EXERCISE REQUIREMENTS :: Select every line containing the word "unoccupy" from the material, and copy those lines.

EXERCISE INPUT ::
┄┄┄┄┄┄

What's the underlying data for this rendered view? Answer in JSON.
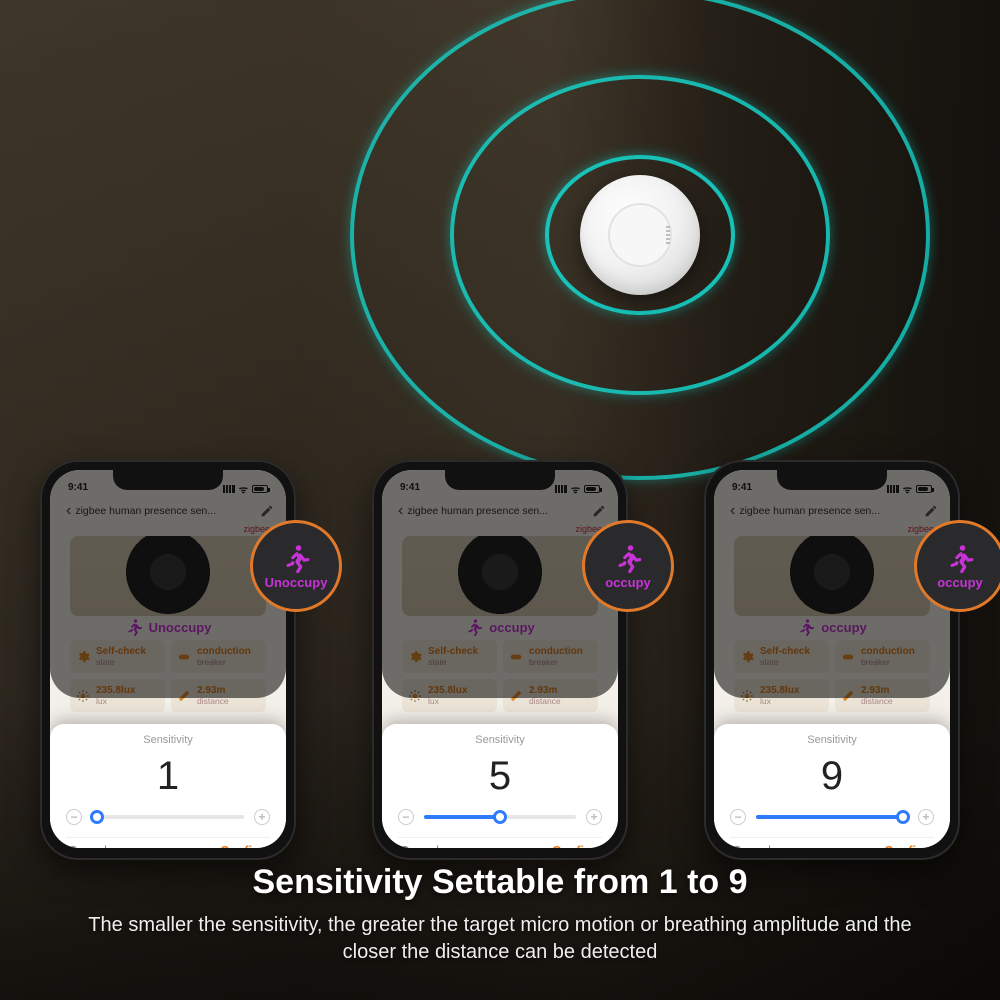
{
  "statusbar_time": "9:41",
  "app_title": "zigbee human presence sen...",
  "protocol_badge": "zigbee",
  "presence_states": {
    "unoccupy": "Unoccupy",
    "occupy": "occupy"
  },
  "tiles": {
    "self_check": {
      "label": "state",
      "title": "Self-check"
    },
    "breaker": {
      "label": "breaker",
      "title": "conduction"
    },
    "lux": {
      "label": "lux",
      "value": "235.8lux"
    },
    "distance": {
      "label": "distance",
      "value": "2.93m"
    }
  },
  "panel": {
    "label": "Sensitivity",
    "cancel": "Cancel",
    "confirm": "Confirm"
  },
  "phones": [
    {
      "value": "1",
      "fill_pct": 3,
      "presence": "unoccupy"
    },
    {
      "value": "5",
      "fill_pct": 50,
      "presence": "occupy"
    },
    {
      "value": "9",
      "fill_pct": 97,
      "presence": "occupy"
    }
  ],
  "headline": "Sensitivity Settable from 1 to 9",
  "subtext": "The smaller the sensitivity, the greater the target micro motion or breathing amplitude and the closer the distance can be detected"
}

┄┄┄┄┄┄

RESULT FOR THIS EXERCISE ::
    "unoccupy": "Unoccupy",
      "presence": "unoccupy"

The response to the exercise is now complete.